PROBLEM ▸
Write out the whole of the material exactly.

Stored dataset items
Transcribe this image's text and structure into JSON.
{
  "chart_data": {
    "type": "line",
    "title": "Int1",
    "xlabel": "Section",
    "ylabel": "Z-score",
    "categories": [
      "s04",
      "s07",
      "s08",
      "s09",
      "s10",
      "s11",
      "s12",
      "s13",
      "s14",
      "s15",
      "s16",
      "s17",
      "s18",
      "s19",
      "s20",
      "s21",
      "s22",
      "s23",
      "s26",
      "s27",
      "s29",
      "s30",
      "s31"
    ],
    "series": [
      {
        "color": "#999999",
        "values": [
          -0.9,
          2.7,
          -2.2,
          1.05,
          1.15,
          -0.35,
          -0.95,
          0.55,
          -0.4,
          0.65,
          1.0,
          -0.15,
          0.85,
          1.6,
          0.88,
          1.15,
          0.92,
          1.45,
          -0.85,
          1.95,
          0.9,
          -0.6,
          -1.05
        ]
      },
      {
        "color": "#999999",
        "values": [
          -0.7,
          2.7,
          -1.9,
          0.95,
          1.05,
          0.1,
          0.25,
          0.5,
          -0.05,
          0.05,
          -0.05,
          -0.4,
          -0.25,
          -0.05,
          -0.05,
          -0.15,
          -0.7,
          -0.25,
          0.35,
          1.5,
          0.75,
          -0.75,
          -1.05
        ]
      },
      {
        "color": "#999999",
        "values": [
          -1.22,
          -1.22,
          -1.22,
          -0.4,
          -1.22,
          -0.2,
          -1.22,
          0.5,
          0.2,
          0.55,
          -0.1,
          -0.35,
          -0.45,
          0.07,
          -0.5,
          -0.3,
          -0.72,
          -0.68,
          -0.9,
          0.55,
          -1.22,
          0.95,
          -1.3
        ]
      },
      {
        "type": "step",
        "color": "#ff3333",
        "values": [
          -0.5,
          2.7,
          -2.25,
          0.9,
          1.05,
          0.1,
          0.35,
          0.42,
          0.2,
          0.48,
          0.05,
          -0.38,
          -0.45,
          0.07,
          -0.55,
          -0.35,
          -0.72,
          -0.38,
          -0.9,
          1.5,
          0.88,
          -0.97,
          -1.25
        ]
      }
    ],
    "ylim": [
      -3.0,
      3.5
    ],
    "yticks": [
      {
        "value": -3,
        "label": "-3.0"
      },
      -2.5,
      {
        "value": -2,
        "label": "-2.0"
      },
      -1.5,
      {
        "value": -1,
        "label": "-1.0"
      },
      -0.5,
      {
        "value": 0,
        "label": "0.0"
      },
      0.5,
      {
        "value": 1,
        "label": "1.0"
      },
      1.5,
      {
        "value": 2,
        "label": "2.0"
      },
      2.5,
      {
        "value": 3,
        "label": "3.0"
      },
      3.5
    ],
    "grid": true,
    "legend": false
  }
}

SOLVED PROBLEM ▸
Transcribe this image's text and structure into JSON.
{
  "chart_data": {
    "type": "line",
    "title": "Int1",
    "xlabel": "Section",
    "ylabel": "Z-score",
    "categories": [
      "s04",
      "s07",
      "s08",
      "s09",
      "s10",
      "s11",
      "s12",
      "s13",
      "s14",
      "s15",
      "s16",
      "s17",
      "s18",
      "s19",
      "s20",
      "s21",
      "s22",
      "s23",
      "s26",
      "s27",
      "s29",
      "s30",
      "s31"
    ],
    "series": [
      {
        "color": "#999999",
        "values": [
          -0.9,
          2.7,
          -2.2,
          1.05,
          1.15,
          -0.35,
          -0.95,
          0.55,
          -0.4,
          0.65,
          1.0,
          -0.15,
          0.85,
          1.6,
          0.88,
          1.15,
          0.92,
          1.45,
          -0.85,
          1.95,
          0.9,
          -0.6,
          -1.05
        ]
      },
      {
        "color": "#999999",
        "values": [
          -0.7,
          2.7,
          -1.9,
          0.95,
          1.05,
          0.1,
          0.25,
          0.5,
          -0.05,
          0.05,
          -0.05,
          -0.4,
          -0.25,
          -0.05,
          -0.05,
          -0.15,
          -0.7,
          -0.25,
          0.35,
          1.5,
          0.75,
          -0.75,
          -1.05
        ]
      },
      {
        "color": "#999999",
        "values": [
          -1.22,
          -1.22,
          -1.22,
          -0.4,
          -1.22,
          -0.2,
          -1.22,
          0.5,
          0.2,
          0.55,
          -0.1,
          -0.35,
          -0.45,
          0.07,
          -0.5,
          -0.3,
          -0.72,
          -0.68,
          -0.9,
          0.55,
          -1.22,
          0.95,
          -1.3
        ]
      },
      {
        "type": "step",
        "color": "#ff3333",
        "values": [
          -0.5,
          2.7,
          -2.25,
          0.9,
          1.05,
          0.1,
          0.35,
          0.42,
          0.2,
          0.48,
          0.05,
          -0.38,
          -0.45,
          0.07,
          -0.55,
          -0.35,
          -0.72,
          -0.38,
          -0.9,
          1.5,
          0.88,
          -0.97,
          -1.25
        ]
      }
    ],
    "ylim": [
      -3.0,
      3.5
    ],
    "yticks": [
      {
        "value": -3,
        "label": "-3.0"
      },
      -2.5,
      {
        "value": -2,
        "label": "-2.0"
      },
      -1.5,
      {
        "value": -1,
        "label": "-1.0"
      },
      -0.5,
      {
        "value": 0,
        "label": "0.0"
      },
      0.5,
      {
        "value": 1,
        "label": "1.0"
      },
      1.5,
      {
        "value": 2,
        "label": "2.0"
      },
      2.5,
      {
        "value": 3,
        "label": "3.0"
      },
      3.5
    ],
    "grid": true,
    "legend": false
  }
}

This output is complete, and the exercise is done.